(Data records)
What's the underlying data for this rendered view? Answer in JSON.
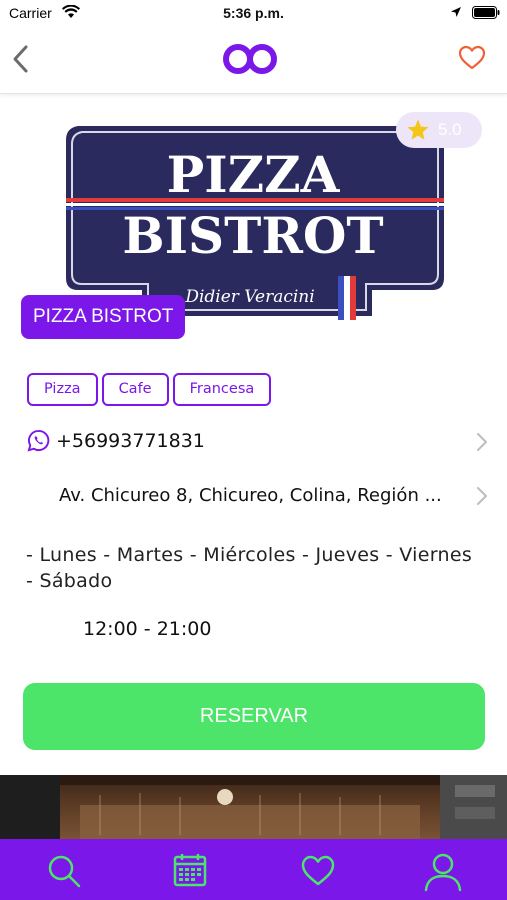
{
  "status_bar": {
    "carrier": "Carrier",
    "time": "5:36 p.m.",
    "icons": [
      "wifi-icon",
      "location-icon",
      "battery-icon"
    ]
  },
  "nav": {
    "back_icon": "chevron-left-icon",
    "logo_icon": "infinity-logo-icon",
    "favorite_icon": "heart-outline-icon"
  },
  "restaurant": {
    "logo": {
      "line1": "PIZZA",
      "line2": "BISTROT",
      "signature": "Didier Veracini"
    },
    "rating": "5.0",
    "name": "PIZZA BISTROT",
    "tags": [
      "Pizza",
      "Cafe",
      "Francesa"
    ],
    "phone": "+56993771831",
    "address": "Av. Chicureo 8, Chicureo, Colina, Región ...",
    "days_line1": "- Lunes - Martes - Miércoles - Jueves - Viernes",
    "days_line2": "- Sábado",
    "hours": "12:00 - 21:00"
  },
  "reserve_button": "RESERVAR",
  "tab_bar": {
    "items": [
      "search-icon",
      "calendar-icon",
      "heart-icon",
      "user-icon"
    ]
  },
  "colors": {
    "primary": "#7b17e8",
    "accent_green": "#4de46a",
    "tab_icon": "#4de46a",
    "heart": "#f0623a",
    "logo_navy": "#2a2a5e"
  }
}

_TO BE DONE_
Keep the pictures out and write out the records exactly.

_COMPLETED EXERCISE_
What's the underlying data for this rendered view? Answer in JSON.
{
  "status_bar": {
    "carrier": "Carrier",
    "time": "5:36 p.m.",
    "icons": [
      "wifi-icon",
      "location-icon",
      "battery-icon"
    ]
  },
  "nav": {
    "back_icon": "chevron-left-icon",
    "logo_icon": "infinity-logo-icon",
    "favorite_icon": "heart-outline-icon"
  },
  "restaurant": {
    "logo": {
      "line1": "PIZZA",
      "line2": "BISTROT",
      "signature": "Didier Veracini"
    },
    "rating": "5.0",
    "name": "PIZZA BISTROT",
    "tags": [
      "Pizza",
      "Cafe",
      "Francesa"
    ],
    "phone": "+56993771831",
    "address": "Av. Chicureo 8, Chicureo, Colina, Región ...",
    "days_line1": "- Lunes - Martes - Miércoles - Jueves - Viernes",
    "days_line2": "- Sábado",
    "hours": "12:00 - 21:00"
  },
  "reserve_button": "RESERVAR",
  "tab_bar": {
    "items": [
      "search-icon",
      "calendar-icon",
      "heart-icon",
      "user-icon"
    ]
  },
  "colors": {
    "primary": "#7b17e8",
    "accent_green": "#4de46a",
    "tab_icon": "#4de46a",
    "heart": "#f0623a",
    "logo_navy": "#2a2a5e"
  }
}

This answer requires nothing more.